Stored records
----------
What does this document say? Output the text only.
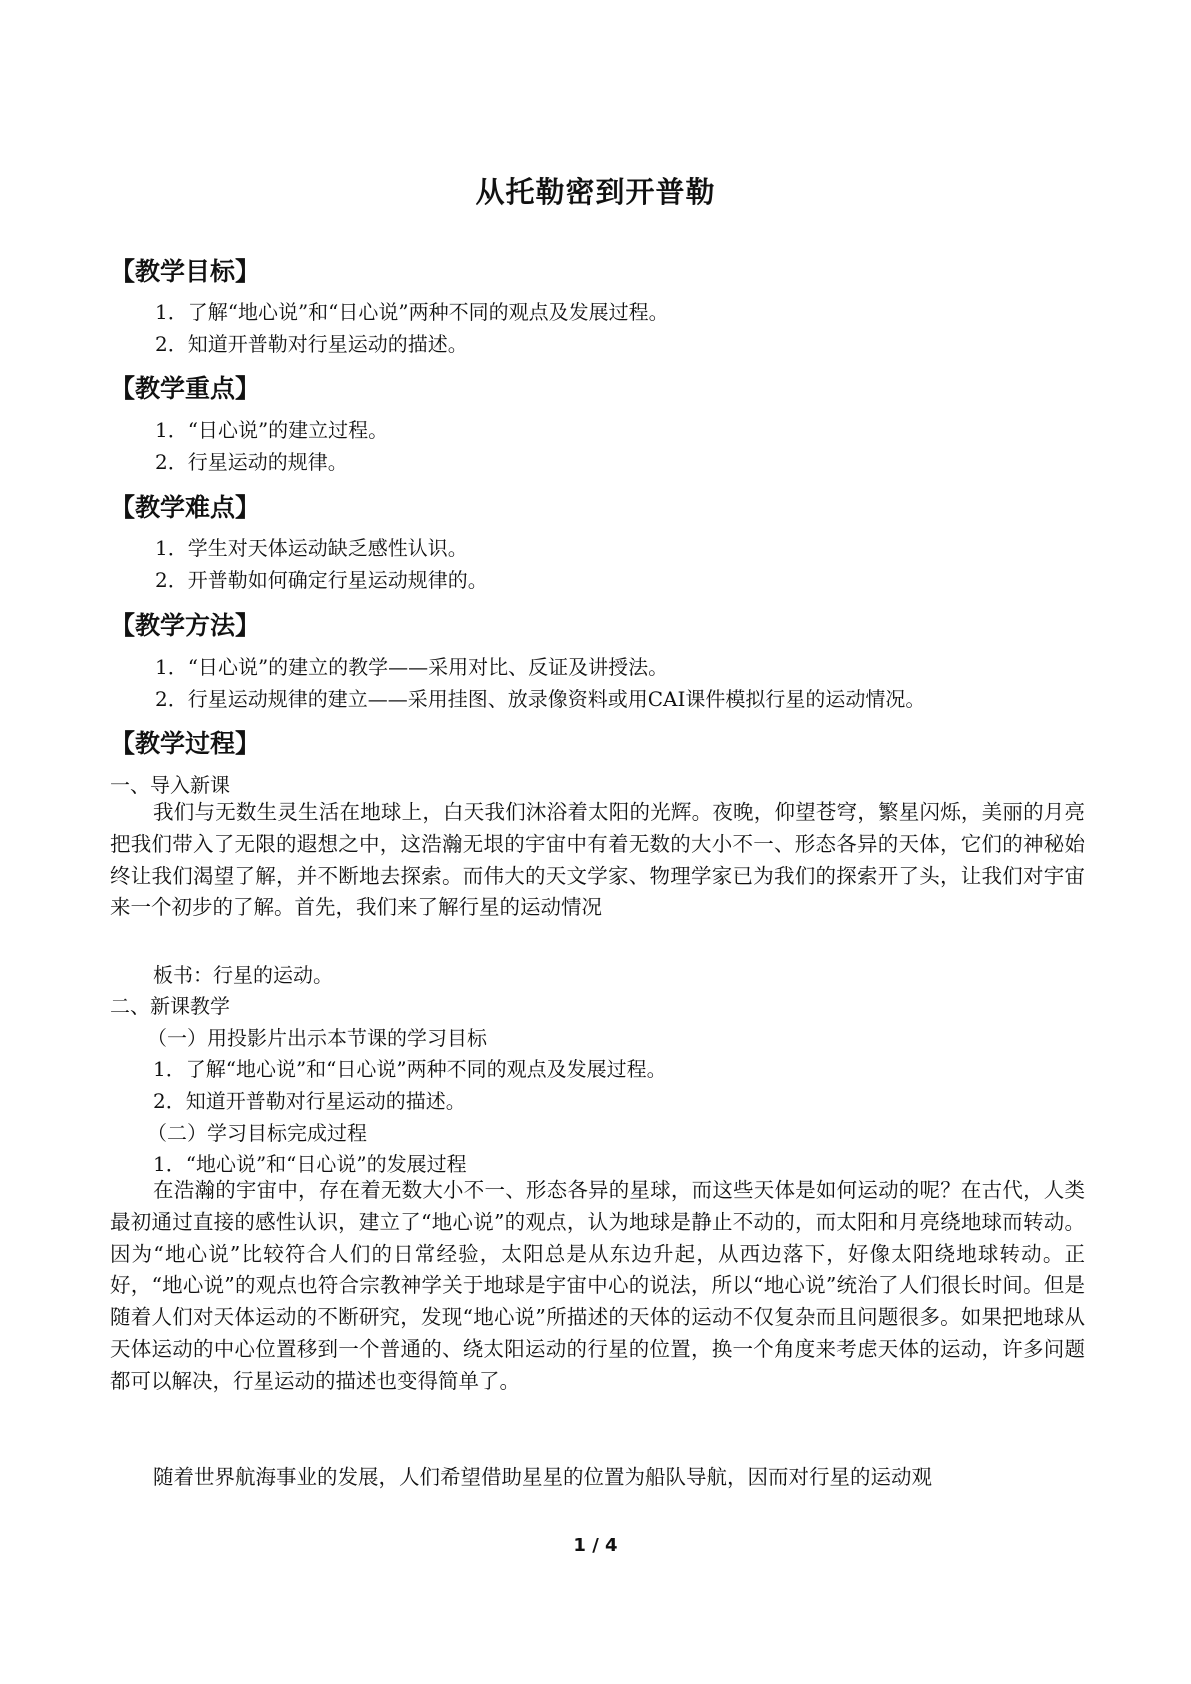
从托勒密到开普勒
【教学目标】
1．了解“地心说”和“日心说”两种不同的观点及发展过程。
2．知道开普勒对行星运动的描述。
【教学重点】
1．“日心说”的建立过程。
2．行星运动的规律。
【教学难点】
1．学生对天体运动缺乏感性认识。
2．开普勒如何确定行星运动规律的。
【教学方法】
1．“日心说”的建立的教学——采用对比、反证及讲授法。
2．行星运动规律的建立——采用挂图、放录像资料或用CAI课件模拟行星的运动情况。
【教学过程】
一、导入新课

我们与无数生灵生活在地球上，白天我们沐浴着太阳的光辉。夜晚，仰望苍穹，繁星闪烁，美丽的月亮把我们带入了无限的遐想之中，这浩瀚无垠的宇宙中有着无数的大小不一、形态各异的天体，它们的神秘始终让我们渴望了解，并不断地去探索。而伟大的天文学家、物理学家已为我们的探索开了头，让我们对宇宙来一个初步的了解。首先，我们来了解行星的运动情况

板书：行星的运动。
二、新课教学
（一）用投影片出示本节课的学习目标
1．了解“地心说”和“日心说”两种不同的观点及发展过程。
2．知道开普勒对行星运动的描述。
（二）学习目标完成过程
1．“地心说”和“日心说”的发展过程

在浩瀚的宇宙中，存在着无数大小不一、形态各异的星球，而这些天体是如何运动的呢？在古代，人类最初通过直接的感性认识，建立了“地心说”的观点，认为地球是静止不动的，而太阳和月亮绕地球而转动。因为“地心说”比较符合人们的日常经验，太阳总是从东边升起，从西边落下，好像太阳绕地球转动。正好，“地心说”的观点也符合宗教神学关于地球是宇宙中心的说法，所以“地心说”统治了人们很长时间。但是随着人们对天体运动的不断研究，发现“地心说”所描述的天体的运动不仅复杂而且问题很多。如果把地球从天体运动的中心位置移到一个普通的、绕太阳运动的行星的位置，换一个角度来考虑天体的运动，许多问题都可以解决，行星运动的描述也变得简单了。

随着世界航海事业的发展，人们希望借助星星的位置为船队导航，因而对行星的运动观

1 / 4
----------
• WHAT TO WORK ON:
All of the records need repeating exactly, except for the pictures.

• COMPLETE ANSWER:
What does this document say? Output the text only.
从托勒密到开普勒
【教学目标】
1．了解“地心说”和“日心说”两种不同的观点及发展过程。
2．知道开普勒对行星运动的描述。
【教学重点】
1．“日心说”的建立过程。
2．行星运动的规律。
【教学难点】
1．学生对天体运动缺乏感性认识。
2．开普勒如何确定行星运动规律的。
【教学方法】
1．“日心说”的建立的教学——采用对比、反证及讲授法。
2．行星运动规律的建立——采用挂图、放录像资料或用CAI课件模拟行星的运动情况。
【教学过程】
一、导入新课

我们与无数生灵生活在地球上，白天我们沐浴着太阳的光辉。夜晚，仰望苍穹，繁星闪烁，美丽的月亮把我们带入了无限的遐想之中，这浩瀚无垠的宇宙中有着无数的大小不一、形态各异的天体，它们的神秘始终让我们渴望了解，并不断地去探索。而伟大的天文学家、物理学家已为我们的探索开了头，让我们对宇宙来一个初步的了解。首先，我们来了解行星的运动情况

板书：行星的运动。
二、新课教学
（一）用投影片出示本节课的学习目标
1．了解“地心说”和“日心说”两种不同的观点及发展过程。
2．知道开普勒对行星运动的描述。
（二）学习目标完成过程
1．“地心说”和“日心说”的发展过程

在浩瀚的宇宙中，存在着无数大小不一、形态各异的星球，而这些天体是如何运动的呢？在古代，人类最初通过直接的感性认识，建立了“地心说”的观点，认为地球是静止不动的，而太阳和月亮绕地球而转动。因为“地心说”比较符合人们的日常经验，太阳总是从东边升起，从西边落下，好像太阳绕地球转动。正好，“地心说”的观点也符合宗教神学关于地球是宇宙中心的说法，所以“地心说”统治了人们很长时间。但是随着人们对天体运动的不断研究，发现“地心说”所描述的天体的运动不仅复杂而且问题很多。如果把地球从天体运动的中心位置移到一个普通的、绕太阳运动的行星的位置，换一个角度来考虑天体的运动，许多问题都可以解决，行星运动的描述也变得简单了。

随着世界航海事业的发展，人们希望借助星星的位置为船队导航，因而对行星的运动观

1 / 4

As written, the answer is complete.